- _Goal_:
Scan the data below and pick out the lines containing the word "Large".

- _Record list_:
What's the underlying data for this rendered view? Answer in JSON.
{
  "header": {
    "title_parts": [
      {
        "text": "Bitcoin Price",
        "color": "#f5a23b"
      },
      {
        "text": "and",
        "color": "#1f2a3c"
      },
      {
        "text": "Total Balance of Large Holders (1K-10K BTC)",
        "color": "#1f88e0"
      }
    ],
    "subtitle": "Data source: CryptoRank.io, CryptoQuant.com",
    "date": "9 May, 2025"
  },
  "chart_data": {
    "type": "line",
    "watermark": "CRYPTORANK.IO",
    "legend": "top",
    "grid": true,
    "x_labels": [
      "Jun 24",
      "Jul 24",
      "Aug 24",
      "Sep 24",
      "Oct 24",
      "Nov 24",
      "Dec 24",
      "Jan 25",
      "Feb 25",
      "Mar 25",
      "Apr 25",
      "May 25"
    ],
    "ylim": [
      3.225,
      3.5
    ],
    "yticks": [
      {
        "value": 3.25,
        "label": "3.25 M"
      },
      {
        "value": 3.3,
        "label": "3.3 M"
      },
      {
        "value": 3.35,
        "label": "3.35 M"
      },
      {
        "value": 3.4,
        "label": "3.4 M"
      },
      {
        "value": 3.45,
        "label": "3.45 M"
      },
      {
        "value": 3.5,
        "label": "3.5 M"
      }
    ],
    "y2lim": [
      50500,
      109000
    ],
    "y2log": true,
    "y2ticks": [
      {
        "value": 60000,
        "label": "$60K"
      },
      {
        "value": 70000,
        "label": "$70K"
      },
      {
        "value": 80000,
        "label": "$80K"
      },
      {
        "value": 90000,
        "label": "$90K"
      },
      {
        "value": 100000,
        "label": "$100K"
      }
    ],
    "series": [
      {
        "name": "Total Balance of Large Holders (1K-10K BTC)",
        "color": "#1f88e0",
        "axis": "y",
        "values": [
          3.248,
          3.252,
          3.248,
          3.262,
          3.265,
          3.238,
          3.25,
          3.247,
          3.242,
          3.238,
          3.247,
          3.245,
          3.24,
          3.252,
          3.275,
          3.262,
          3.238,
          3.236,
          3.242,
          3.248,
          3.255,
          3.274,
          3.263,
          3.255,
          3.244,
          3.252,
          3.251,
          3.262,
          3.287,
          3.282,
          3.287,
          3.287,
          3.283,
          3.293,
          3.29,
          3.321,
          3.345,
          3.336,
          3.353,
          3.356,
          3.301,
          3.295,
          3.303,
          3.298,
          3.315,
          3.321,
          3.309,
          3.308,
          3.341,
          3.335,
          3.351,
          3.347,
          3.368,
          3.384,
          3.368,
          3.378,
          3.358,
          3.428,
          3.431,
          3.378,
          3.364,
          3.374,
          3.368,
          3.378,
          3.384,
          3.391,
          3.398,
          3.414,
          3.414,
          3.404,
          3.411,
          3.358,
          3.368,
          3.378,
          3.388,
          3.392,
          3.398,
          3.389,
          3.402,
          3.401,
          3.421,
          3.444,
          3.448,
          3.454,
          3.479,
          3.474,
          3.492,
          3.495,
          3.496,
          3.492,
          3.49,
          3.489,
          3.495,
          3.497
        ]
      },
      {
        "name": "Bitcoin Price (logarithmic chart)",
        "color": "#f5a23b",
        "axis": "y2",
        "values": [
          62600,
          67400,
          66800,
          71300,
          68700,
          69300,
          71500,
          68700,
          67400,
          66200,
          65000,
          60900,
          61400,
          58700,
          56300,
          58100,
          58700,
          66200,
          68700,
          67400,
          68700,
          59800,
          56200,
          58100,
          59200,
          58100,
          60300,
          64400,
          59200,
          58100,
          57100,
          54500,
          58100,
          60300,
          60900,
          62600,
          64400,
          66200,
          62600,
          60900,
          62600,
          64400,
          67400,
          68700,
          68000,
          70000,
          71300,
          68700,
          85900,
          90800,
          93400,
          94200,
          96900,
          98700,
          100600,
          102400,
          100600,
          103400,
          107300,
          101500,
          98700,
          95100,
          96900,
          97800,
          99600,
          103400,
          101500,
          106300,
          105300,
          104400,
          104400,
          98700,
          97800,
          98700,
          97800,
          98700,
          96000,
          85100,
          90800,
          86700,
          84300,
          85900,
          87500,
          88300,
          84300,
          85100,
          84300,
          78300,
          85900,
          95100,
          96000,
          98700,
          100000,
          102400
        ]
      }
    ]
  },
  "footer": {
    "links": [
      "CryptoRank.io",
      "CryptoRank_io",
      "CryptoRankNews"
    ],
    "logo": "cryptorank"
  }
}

- _Full output_:
        "text": "Total Balance of Large Holders (1K-10K BTC)",
        "name": "Total Balance of Large Holders (1K-10K BTC)",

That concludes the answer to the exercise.